[Goal]
Leave out the pictures and copy everything else below exactly.
----- Supplied records
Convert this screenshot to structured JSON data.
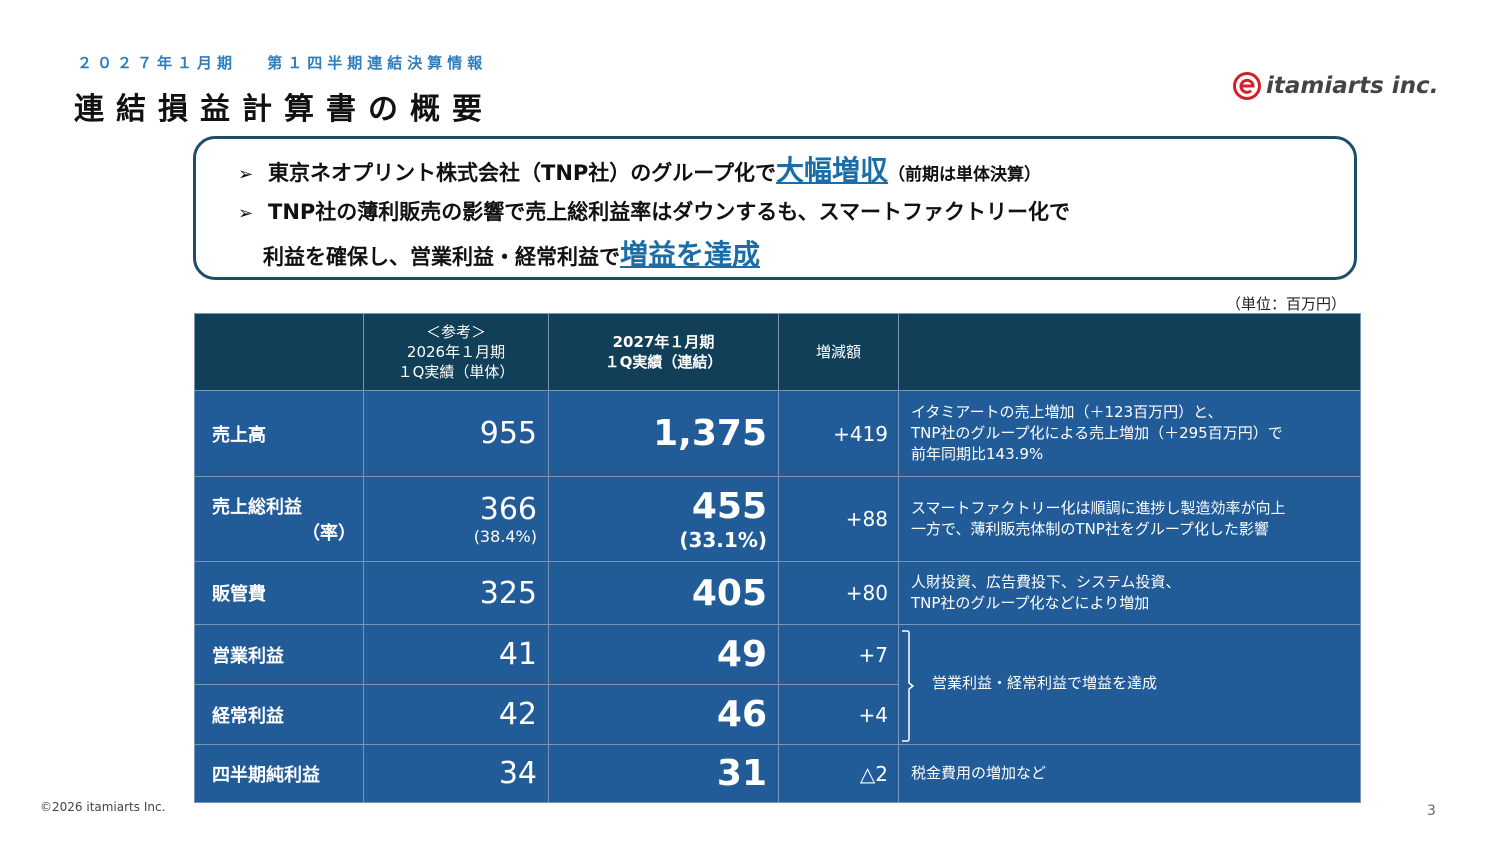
{
  "header": {
    "subtitle": "２０２７年１月期　 第１四半期連結決算情報",
    "title": "連結損益計算書の概要",
    "logo_text": "itamiarts inc.",
    "logo_icon": "e-swirl-logo-icon",
    "brand_color": "#d4202a"
  },
  "summary": {
    "bullet_icon": "➢",
    "line1_pre": "東京ネオプリント株式会社（TNP社）のグループ化で",
    "line1_highlight": "大幅増収",
    "line1_post": "（前期は単体決算）",
    "line2": "TNP社の薄利販売の影響で売上総利益率はダウンするも、スマートファクトリー化で",
    "line3_pre": "利益を確保し、営業利益・経常利益で",
    "line3_highlight": "増益を達成"
  },
  "unit_label": "（単位：百万円）",
  "table": {
    "headers": {
      "prior_line1": "＜参考＞",
      "prior_line2": "2026年１月期",
      "prior_line3": "１Q実績（単体）",
      "current_line1": "2027年１月期",
      "current_line2": "１Q実績（連結）",
      "diff": "増減額"
    },
    "rows": [
      {
        "label": "売上高",
        "prior": "955",
        "current": "1,375",
        "diff": "+419",
        "note1": "イタミアートの売上増加（＋123百万円）と、",
        "note2": "TNP社のグループ化による売上増加（＋295百万円）で",
        "note3": "前年同期比143.9%"
      },
      {
        "label": "売上総利益",
        "label_sub": "（率）",
        "prior": "366",
        "prior_pct": "(38.4%)",
        "current": "455",
        "current_pct": "(33.1%)",
        "diff": "+88",
        "note1": "スマートファクトリー化は順調に進捗し製造効率が向上",
        "note2": "一方で、薄利販売体制のTNP社をグループ化した影響"
      },
      {
        "label": "販管費",
        "prior": "325",
        "current": "405",
        "diff": "+80",
        "note1": "人財投資、広告費投下、システム投資、",
        "note2": "TNP社のグループ化などにより増加"
      },
      {
        "label": "営業利益",
        "prior": "41",
        "current": "49",
        "diff": "+7"
      },
      {
        "label": "経常利益",
        "prior": "42",
        "current": "46",
        "diff": "+4"
      },
      {
        "label": "四半期純利益",
        "prior": "34",
        "current": "31",
        "diff": "△2",
        "note1": "税金費用の増加など"
      }
    ],
    "bracket_note": "営業利益・経常利益で増益を達成"
  },
  "footer": {
    "copyright": "©2026 itamiarts Inc.",
    "page_number": "3"
  }
}
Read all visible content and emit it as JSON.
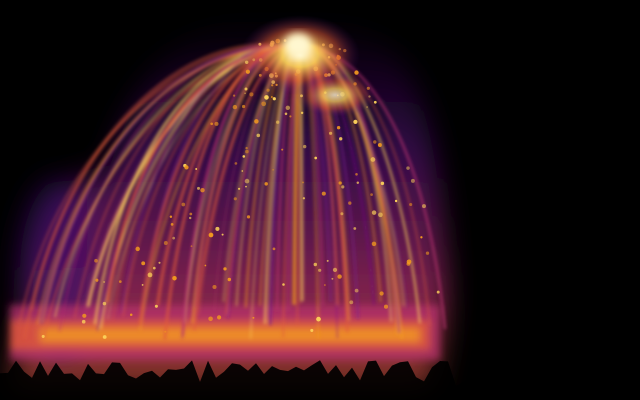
{
  "image": {
    "kind": "heatmap-render",
    "subject": "firework-burst",
    "background_color": "#000000",
    "palette": [
      "#000000",
      "#1b0a3a",
      "#4a1073",
      "#7a1d8c",
      "#b8326e",
      "#e05a3a",
      "#f39a1e",
      "#fcd15a",
      "#fff7d0"
    ]
  }
}
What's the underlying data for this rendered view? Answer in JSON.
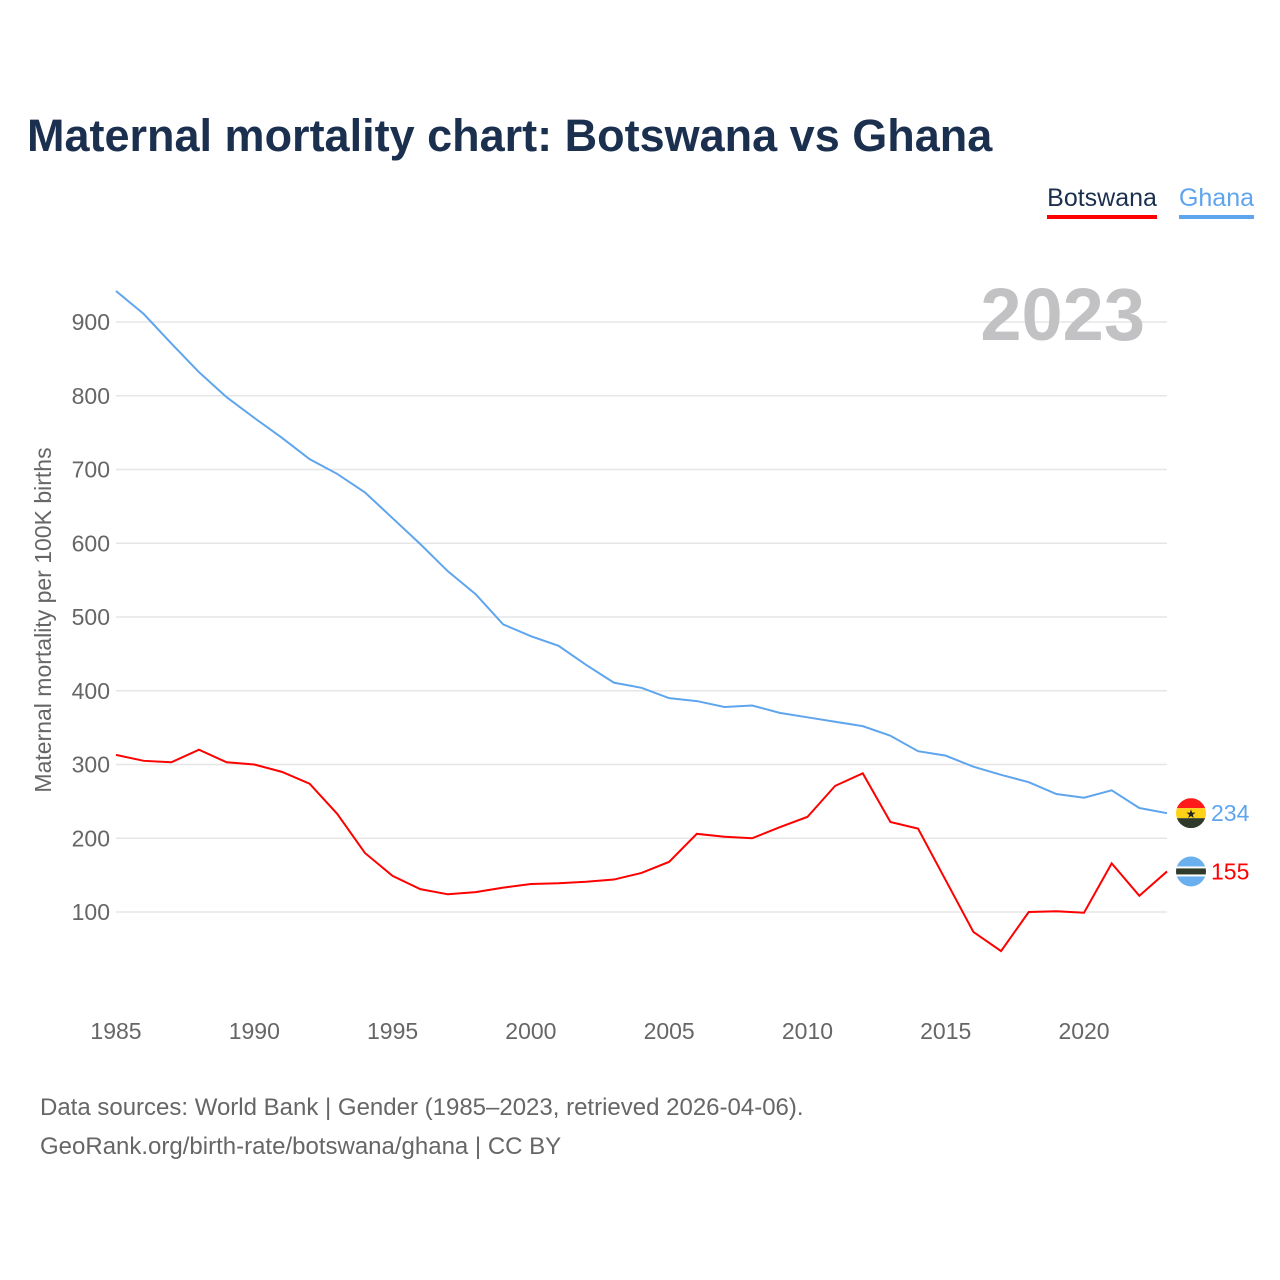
{
  "title": "Maternal mortality chart: Botswana vs Ghana",
  "legend": [
    {
      "label": "Botswana",
      "color": "#ff0000"
    },
    {
      "label": "Ghana",
      "color": "#5fa5ee"
    }
  ],
  "year_label": "2023",
  "footer": {
    "line1": "Data sources: World Bank | Gender (1985–2023, retrieved 2026-04-06).",
    "line2": "GeoRank.org/birth-rate/botswana/ghana | CC BY"
  },
  "chart_data": {
    "type": "line",
    "title": "Maternal mortality chart: Botswana vs Ghana",
    "xlabel": "",
    "ylabel": "Maternal mortality per 100K births",
    "xlim": [
      1985,
      2023
    ],
    "ylim": [
      0,
      950
    ],
    "xticks": [
      1985,
      1990,
      1995,
      2000,
      2005,
      2010,
      2015,
      2020
    ],
    "yticks": [
      100,
      200,
      300,
      400,
      500,
      600,
      700,
      800,
      900
    ],
    "grid": true,
    "legend_position": "top-right",
    "x": [
      1985,
      1986,
      1987,
      1988,
      1989,
      1990,
      1991,
      1992,
      1993,
      1994,
      1995,
      1996,
      1997,
      1998,
      1999,
      2000,
      2001,
      2002,
      2003,
      2004,
      2005,
      2006,
      2007,
      2008,
      2009,
      2010,
      2011,
      2012,
      2013,
      2014,
      2015,
      2016,
      2017,
      2018,
      2019,
      2020,
      2021,
      2022,
      2023
    ],
    "series": [
      {
        "name": "Botswana",
        "color": "#ff0000",
        "end_label": "155",
        "values": [
          313,
          305,
          303,
          320,
          303,
          300,
          290,
          274,
          233,
          180,
          149,
          131,
          124,
          127,
          133,
          138,
          139,
          141,
          144,
          153,
          168,
          206,
          202,
          200,
          215,
          229,
          271,
          288,
          222,
          213,
          143,
          73,
          47,
          100,
          101,
          99,
          166,
          122,
          155
        ]
      },
      {
        "name": "Ghana",
        "color": "#5fa5ee",
        "end_label": "234",
        "values": [
          942,
          911,
          871,
          832,
          798,
          770,
          743,
          714,
          694,
          669,
          634,
          599,
          562,
          531,
          490,
          474,
          461,
          435,
          411,
          404,
          390,
          386,
          378,
          380,
          370,
          364,
          358,
          352,
          339,
          318,
          312,
          297,
          286,
          276,
          260,
          255,
          265,
          241,
          234
        ]
      }
    ]
  }
}
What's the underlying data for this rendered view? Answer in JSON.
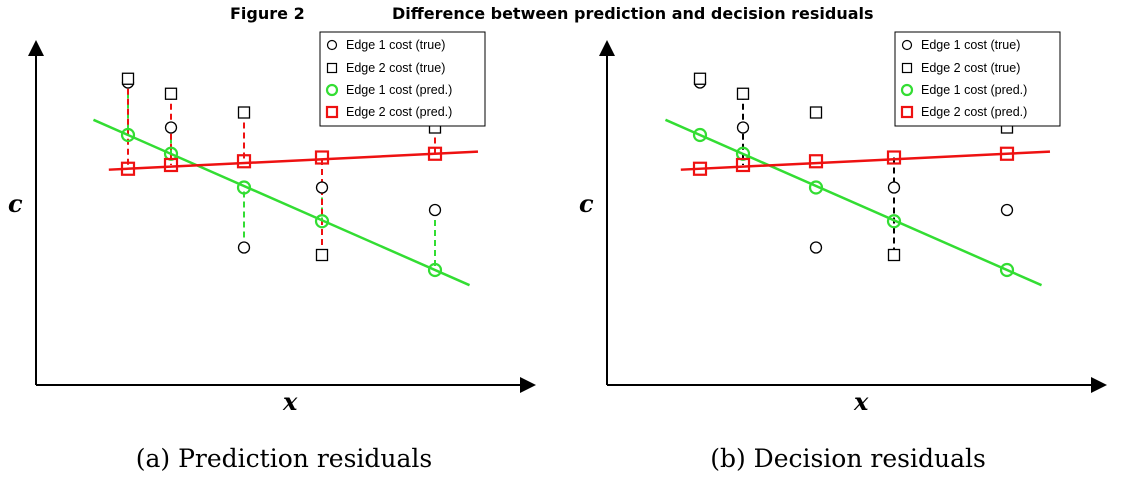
----------
[Response below]
Convert this screenshot to structured JSON data.
{
  "header": {
    "subtitle": "２０２７年１月期　 第１四半期連結決算情報",
    "title": "連結損益計算書の概要",
    "logo_text": "itamiarts inc.",
    "logo_icon": "e-swirl-logo-icon",
    "brand_color": "#d4202a"
  },
  "summary": {
    "bullet_icon": "➢",
    "line1_pre": "東京ネオプリント株式会社（TNP社）のグループ化で",
    "line1_highlight": "大幅増収",
    "line1_post": "（前期は単体決算）",
    "line2": "TNP社の薄利販売の影響で売上総利益率はダウンするも、スマートファクトリー化で",
    "line3_pre": "利益を確保し、営業利益・経常利益で",
    "line3_highlight": "増益を達成"
  },
  "unit_label": "（単位：百万円）",
  "table": {
    "headers": {
      "prior_line1": "＜参考＞",
      "prior_line2": "2026年１月期",
      "prior_line3": "１Q実績（単体）",
      "current_line1": "2027年１月期",
      "current_line2": "１Q実績（連結）",
      "diff": "増減額"
    },
    "rows": [
      {
        "label": "売上高",
        "prior": "955",
        "current": "1,375",
        "diff": "+419",
        "note1": "イタミアートの売上増加（＋123百万円）と、",
        "note2": "TNP社のグループ化による売上増加（＋295百万円）で",
        "note3": "前年同期比143.9%"
      },
      {
        "label": "売上総利益",
        "label_sub": "（率）",
        "prior": "366",
        "prior_pct": "(38.4%)",
        "current": "455",
        "current_pct": "(33.1%)",
        "diff": "+88",
        "note1": "スマートファクトリー化は順調に進捗し製造効率が向上",
        "note2": "一方で、薄利販売体制のTNP社をグループ化した影響"
      },
      {
        "label": "販管費",
        "prior": "325",
        "current": "405",
        "diff": "+80",
        "note1": "人財投資、広告費投下、システム投資、",
        "note2": "TNP社のグループ化などにより増加"
      },
      {
        "label": "営業利益",
        "prior": "41",
        "current": "49",
        "diff": "+7"
      },
      {
        "label": "経常利益",
        "prior": "42",
        "current": "46",
        "diff": "+4"
      },
      {
        "label": "四半期純利益",
        "prior": "34",
        "current": "31",
        "diff": "△2",
        "note1": "税金費用の増加など"
      }
    ],
    "bracket_note": "営業利益・経常利益で増益を達成"
  },
  "footer": {
    "copyright": "©2026 itamiarts Inc.",
    "page_number": "3"
  }
}
Read all visible content and emit it as JSON.
{
  "image": {
    "kind": "heatmap-render",
    "subject": "firework-burst",
    "background_color": "#000000",
    "palette": [
      "#000000",
      "#1b0a3a",
      "#4a1073",
      "#7a1d8c",
      "#b8326e",
      "#e05a3a",
      "#f39a1e",
      "#fcd15a",
      "#fff7d0"
    ]
  }
}
What's the underlying data for this rendered view? Answer in JSON.
{
  "title": "Maternal mortality chart: Botswana vs Ghana",
  "legend": [
    {
      "label": "Botswana",
      "color": "#ff0000"
    },
    {
      "label": "Ghana",
      "color": "#5fa5ee"
    }
  ],
  "year_label": "2023",
  "footer": {
    "line1": "Data sources: World Bank | Gender (1985–2023, retrieved 2026-04-06).",
    "line2": "GeoRank.org/birth-rate/botswana/ghana | CC BY"
  },
  "chart_data": {
    "type": "line",
    "title": "Maternal mortality chart: Botswana vs Ghana",
    "xlabel": "",
    "ylabel": "Maternal mortality per 100K births",
    "xlim": [
      1985,
      2023
    ],
    "ylim": [
      0,
      950
    ],
    "xticks": [
      1985,
      1990,
      1995,
      2000,
      2005,
      2010,
      2015,
      2020
    ],
    "yticks": [
      100,
      200,
      300,
      400,
      500,
      600,
      700,
      800,
      900
    ],
    "grid": true,
    "legend_position": "top-right",
    "x": [
      1985,
      1986,
      1987,
      1988,
      1989,
      1990,
      1991,
      1992,
      1993,
      1994,
      1995,
      1996,
      1997,
      1998,
      1999,
      2000,
      2001,
      2002,
      2003,
      2004,
      2005,
      2006,
      2007,
      2008,
      2009,
      2010,
      2011,
      2012,
      2013,
      2014,
      2015,
      2016,
      2017,
      2018,
      2019,
      2020,
      2021,
      2022,
      2023
    ],
    "series": [
      {
        "name": "Botswana",
        "color": "#ff0000",
        "end_label": "155",
        "values": [
          313,
          305,
          303,
          320,
          303,
          300,
          290,
          274,
          233,
          180,
          149,
          131,
          124,
          127,
          133,
          138,
          139,
          141,
          144,
          153,
          168,
          206,
          202,
          200,
          215,
          229,
          271,
          288,
          222,
          213,
          143,
          73,
          47,
          100,
          101,
          99,
          166,
          122,
          155
        ]
      },
      {
        "name": "Ghana",
        "color": "#5fa5ee",
        "end_label": "234",
        "values": [
          942,
          911,
          871,
          832,
          798,
          770,
          743,
          714,
          694,
          669,
          634,
          599,
          562,
          531,
          490,
          474,
          461,
          435,
          411,
          404,
          390,
          386,
          378,
          380,
          370,
          364,
          358,
          352,
          339,
          318,
          312,
          297,
          286,
          276,
          260,
          255,
          265,
          241,
          234
        ]
      }
    ]
  }
}
What's the underlying data for this rendered view? Answer in JSON.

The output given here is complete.